PROVIDED TEXT
Thursday, September 08, 2005

Development Web Server Included with VS.NET 2005

At last week's MSDN demonstration in Detroit, Bill Steele showed off how Visual Studio.NET 2005 will provide a web server for FileSystem-based web sites, which means that you can develop and test ASP.NET applications without the need for IIS! Very cool!

I started exploring to see if this could be invoked outside of VS.NET 2005, and indeed it can! My machine running VS.NET 2005 includes a program in the v2.0 Framework directory called WebDev.WebServer.exe. Another machine with an older version of the v2.0 Framework (but without VS.NET 2005) did not have this file, so I'm not sure if it will be included as part of the framework going forward, or if it's only included as part of Visual Studio.

SUPPLIED RECORDS
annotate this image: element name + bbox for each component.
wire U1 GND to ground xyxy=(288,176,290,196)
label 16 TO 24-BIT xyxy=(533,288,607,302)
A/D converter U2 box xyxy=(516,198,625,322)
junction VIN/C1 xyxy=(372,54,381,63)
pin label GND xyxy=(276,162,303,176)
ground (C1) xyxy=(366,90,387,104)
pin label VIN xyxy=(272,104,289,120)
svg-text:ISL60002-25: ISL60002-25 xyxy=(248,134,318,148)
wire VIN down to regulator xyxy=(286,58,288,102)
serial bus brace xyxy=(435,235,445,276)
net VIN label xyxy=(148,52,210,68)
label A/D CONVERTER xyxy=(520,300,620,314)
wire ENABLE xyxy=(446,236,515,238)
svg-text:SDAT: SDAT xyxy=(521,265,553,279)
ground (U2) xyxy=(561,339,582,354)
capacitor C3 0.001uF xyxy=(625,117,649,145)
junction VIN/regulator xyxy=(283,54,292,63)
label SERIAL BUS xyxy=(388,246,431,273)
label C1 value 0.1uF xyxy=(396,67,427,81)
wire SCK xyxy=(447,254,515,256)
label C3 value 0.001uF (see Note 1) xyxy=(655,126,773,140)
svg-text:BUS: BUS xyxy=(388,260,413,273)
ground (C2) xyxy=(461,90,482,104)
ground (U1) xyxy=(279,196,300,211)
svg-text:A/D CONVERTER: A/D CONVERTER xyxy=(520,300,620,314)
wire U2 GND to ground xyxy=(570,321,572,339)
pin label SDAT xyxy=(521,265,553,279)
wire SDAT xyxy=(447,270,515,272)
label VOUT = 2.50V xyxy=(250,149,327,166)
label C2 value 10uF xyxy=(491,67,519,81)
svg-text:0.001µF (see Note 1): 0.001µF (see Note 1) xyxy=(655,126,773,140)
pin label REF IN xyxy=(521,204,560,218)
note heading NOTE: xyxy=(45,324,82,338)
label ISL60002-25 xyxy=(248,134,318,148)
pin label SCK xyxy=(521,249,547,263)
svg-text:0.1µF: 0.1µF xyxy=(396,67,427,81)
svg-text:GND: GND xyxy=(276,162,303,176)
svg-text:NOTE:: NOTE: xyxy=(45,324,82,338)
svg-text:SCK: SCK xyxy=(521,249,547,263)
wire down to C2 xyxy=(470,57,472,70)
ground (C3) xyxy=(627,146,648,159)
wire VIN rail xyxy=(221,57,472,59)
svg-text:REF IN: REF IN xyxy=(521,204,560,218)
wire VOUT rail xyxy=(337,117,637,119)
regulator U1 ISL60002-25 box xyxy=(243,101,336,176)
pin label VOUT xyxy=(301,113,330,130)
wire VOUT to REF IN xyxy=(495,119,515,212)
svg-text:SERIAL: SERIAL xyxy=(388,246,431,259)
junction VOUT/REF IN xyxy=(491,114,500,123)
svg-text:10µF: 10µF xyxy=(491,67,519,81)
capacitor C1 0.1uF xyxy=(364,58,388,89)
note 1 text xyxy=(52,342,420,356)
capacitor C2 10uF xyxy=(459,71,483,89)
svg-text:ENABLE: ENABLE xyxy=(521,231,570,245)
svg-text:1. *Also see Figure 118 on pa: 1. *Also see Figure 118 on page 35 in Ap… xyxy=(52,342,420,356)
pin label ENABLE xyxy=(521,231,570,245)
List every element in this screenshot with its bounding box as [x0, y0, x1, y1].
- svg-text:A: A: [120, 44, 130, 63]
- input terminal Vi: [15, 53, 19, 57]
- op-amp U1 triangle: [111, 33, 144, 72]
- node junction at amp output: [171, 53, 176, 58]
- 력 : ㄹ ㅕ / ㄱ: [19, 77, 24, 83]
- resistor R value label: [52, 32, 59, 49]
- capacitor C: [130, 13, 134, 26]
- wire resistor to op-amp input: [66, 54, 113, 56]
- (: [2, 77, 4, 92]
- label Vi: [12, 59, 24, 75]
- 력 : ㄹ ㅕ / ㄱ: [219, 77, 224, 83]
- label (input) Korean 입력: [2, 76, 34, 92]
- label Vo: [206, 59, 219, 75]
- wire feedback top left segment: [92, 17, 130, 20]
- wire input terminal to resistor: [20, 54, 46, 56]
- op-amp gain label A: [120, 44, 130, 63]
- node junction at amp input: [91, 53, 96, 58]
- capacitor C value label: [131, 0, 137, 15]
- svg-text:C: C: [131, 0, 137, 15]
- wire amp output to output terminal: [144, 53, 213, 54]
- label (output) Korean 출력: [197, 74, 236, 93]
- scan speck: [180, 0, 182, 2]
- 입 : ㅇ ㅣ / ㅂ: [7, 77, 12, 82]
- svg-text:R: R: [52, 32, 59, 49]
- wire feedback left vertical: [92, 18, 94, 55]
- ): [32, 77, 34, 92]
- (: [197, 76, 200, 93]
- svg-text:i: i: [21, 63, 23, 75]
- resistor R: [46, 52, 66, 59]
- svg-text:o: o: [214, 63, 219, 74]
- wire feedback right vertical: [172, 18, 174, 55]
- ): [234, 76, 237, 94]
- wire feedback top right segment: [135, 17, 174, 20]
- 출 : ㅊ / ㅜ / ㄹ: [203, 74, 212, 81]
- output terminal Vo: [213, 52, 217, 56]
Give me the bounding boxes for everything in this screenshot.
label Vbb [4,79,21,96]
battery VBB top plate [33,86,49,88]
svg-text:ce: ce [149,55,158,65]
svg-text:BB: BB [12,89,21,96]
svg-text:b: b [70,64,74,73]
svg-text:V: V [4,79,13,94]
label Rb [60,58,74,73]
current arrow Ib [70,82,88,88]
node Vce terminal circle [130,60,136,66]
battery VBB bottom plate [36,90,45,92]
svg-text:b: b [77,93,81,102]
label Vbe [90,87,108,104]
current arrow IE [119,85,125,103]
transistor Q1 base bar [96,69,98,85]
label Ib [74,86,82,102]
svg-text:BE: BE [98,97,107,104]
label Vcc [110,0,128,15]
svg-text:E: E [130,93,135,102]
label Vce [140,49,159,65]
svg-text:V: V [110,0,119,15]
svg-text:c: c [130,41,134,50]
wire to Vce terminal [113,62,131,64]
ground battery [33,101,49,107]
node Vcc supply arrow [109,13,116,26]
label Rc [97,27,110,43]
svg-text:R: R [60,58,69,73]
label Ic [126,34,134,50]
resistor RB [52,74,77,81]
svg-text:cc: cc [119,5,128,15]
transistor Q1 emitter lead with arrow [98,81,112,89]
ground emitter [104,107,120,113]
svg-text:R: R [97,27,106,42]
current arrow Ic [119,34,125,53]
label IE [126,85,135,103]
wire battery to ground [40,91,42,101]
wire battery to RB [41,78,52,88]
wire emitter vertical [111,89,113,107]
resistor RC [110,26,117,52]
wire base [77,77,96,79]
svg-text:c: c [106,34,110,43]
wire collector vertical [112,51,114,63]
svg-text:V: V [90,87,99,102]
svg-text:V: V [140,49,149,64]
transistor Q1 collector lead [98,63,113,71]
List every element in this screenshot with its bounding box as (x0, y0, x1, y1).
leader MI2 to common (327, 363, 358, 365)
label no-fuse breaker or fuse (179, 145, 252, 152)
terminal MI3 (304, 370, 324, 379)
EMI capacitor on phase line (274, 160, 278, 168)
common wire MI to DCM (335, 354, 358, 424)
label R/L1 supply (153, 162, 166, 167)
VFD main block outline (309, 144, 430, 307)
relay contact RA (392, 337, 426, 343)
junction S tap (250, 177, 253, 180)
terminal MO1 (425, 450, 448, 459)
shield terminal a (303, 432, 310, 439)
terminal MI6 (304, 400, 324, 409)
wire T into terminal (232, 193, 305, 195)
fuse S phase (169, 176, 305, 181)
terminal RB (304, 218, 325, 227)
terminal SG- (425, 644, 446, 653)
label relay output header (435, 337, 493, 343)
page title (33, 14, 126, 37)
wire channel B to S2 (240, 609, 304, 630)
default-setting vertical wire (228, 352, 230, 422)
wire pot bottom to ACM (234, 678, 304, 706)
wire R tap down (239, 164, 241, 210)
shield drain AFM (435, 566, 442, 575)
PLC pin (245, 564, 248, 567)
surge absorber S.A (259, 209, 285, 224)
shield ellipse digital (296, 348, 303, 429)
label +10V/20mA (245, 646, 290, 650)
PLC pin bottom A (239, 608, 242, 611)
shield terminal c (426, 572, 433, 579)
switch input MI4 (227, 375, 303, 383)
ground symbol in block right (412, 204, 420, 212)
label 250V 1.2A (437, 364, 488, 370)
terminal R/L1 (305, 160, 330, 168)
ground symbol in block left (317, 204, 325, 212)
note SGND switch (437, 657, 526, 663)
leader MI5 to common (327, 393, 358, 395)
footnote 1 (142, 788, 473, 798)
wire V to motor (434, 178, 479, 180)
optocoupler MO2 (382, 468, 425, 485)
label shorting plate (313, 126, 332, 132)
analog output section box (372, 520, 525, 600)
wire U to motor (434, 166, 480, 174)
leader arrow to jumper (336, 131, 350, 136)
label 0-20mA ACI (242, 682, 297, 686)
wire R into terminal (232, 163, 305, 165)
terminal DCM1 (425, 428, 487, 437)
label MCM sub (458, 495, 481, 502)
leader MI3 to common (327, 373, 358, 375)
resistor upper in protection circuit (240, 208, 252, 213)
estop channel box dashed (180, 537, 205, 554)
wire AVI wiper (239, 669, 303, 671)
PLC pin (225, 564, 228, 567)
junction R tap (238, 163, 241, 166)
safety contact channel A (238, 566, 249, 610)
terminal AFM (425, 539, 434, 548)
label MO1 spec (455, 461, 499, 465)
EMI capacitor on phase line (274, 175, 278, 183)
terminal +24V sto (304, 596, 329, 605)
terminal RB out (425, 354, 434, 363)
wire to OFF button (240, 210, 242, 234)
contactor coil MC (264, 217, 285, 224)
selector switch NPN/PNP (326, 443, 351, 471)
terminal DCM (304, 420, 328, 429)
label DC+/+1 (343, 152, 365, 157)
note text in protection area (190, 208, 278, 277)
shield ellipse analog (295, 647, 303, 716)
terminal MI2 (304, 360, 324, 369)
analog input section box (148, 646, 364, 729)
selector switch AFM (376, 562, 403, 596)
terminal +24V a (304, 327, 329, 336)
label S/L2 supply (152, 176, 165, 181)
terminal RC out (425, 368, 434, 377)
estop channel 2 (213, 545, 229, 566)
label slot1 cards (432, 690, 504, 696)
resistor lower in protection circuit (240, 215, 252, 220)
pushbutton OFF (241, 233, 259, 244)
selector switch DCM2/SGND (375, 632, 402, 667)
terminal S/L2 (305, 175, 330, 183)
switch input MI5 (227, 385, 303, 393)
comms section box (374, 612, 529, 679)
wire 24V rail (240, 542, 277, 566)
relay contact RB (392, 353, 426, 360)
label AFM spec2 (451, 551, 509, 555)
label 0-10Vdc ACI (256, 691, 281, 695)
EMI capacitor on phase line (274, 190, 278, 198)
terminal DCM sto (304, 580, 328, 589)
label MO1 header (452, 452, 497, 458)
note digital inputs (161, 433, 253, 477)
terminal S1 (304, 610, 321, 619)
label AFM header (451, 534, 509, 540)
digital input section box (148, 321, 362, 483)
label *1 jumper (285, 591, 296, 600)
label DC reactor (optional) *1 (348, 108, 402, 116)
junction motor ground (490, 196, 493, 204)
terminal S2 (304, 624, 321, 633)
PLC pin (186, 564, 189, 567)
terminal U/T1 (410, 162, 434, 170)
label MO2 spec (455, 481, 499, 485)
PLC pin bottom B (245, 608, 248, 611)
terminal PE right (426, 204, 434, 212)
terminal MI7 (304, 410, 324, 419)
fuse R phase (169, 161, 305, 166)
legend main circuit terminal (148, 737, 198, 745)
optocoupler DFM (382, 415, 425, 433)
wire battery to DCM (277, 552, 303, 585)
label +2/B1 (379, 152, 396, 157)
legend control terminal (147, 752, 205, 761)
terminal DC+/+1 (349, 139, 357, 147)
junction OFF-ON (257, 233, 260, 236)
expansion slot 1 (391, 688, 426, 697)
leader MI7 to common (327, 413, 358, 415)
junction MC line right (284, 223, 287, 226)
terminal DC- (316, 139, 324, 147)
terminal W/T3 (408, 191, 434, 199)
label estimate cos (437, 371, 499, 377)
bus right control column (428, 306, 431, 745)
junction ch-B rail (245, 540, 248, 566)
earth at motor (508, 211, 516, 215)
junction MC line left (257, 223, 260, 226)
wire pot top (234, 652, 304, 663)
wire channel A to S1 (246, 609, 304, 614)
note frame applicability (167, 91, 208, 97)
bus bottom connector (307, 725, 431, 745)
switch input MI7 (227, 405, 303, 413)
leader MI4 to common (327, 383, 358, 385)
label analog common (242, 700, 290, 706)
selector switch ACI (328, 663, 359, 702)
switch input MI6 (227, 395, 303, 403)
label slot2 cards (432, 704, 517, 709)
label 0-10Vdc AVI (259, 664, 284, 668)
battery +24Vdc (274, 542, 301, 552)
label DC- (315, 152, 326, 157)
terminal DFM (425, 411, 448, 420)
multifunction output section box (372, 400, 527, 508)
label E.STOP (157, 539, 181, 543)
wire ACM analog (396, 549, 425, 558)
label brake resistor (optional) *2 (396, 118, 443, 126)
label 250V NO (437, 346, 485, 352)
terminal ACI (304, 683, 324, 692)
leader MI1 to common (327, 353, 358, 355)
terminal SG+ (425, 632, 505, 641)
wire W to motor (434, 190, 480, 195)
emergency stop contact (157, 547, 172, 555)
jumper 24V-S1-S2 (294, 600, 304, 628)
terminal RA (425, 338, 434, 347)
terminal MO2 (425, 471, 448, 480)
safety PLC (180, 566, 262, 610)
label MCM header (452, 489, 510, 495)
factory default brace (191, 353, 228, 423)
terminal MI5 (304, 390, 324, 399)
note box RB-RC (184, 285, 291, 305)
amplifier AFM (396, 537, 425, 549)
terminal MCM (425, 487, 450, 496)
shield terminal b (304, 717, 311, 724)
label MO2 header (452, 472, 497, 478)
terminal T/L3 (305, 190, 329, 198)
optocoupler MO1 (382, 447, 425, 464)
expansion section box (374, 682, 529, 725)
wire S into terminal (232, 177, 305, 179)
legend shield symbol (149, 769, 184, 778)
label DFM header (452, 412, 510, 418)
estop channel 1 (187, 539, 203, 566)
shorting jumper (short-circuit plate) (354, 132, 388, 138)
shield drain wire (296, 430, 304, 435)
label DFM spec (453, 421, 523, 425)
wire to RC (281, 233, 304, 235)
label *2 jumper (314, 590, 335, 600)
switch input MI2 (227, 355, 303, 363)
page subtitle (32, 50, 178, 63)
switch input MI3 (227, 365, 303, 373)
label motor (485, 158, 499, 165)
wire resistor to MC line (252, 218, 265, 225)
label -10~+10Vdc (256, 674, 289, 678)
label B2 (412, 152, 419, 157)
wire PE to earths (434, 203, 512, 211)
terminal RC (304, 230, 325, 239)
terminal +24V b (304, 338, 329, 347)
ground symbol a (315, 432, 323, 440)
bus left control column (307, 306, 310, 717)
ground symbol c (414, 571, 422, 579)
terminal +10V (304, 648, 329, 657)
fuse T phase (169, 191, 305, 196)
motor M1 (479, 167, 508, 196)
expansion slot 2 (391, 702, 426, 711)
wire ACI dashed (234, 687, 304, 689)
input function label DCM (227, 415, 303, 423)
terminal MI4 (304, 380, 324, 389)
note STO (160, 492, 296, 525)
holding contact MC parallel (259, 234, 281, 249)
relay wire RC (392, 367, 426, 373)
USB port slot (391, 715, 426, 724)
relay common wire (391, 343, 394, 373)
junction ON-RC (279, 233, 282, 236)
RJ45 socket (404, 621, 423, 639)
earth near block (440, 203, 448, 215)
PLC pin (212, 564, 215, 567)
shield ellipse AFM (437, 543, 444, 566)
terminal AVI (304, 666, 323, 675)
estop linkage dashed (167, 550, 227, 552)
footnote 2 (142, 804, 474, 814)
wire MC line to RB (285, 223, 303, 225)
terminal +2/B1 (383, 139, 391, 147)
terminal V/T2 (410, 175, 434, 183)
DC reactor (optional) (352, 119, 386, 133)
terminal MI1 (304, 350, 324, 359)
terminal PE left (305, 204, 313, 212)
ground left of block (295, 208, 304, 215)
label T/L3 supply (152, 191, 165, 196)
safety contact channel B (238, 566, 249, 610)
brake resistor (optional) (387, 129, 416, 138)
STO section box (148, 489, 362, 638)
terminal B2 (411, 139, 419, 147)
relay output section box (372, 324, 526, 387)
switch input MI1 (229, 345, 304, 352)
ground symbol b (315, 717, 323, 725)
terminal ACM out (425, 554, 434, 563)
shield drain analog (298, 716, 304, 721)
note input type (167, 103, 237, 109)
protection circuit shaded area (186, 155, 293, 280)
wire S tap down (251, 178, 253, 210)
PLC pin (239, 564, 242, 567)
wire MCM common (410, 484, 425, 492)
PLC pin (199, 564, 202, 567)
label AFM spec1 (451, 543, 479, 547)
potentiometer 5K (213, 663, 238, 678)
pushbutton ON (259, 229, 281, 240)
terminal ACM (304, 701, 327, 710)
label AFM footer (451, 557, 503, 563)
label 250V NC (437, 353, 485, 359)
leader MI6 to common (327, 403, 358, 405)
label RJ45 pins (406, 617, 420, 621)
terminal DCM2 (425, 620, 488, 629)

DIRECTIONS
1) Reproduce word for word the passage of the blog post on the VS.NET 2005 web server from "At last week's" to "IIS! Very cool!".
2) In one to three sentences, explain from the blog post on the VS.NET 2005 web server why the writer is unsure whether WebDev.WebServer.exe will come with the framework.

ANSWERS BY TASK
1)
At last week's MSDN demonstration in Detroit, Bill Steele showed off how Visual Studio.NET 2005 will provide a web server for FileSystem-based web sites, which means that you can develop and test ASP.NET applications without the need for IIS! Very cool!

2) The writer's machine running VS.NET 2005 has WebDev.WebServer.exe in the v2.0 Framework directory. Another machine with an older version of the v2.0 Framework and without VS.NET 2005 did not have the file. It is therefore unclear whether the program will be part of the framework going forward or only part of Visual Studio.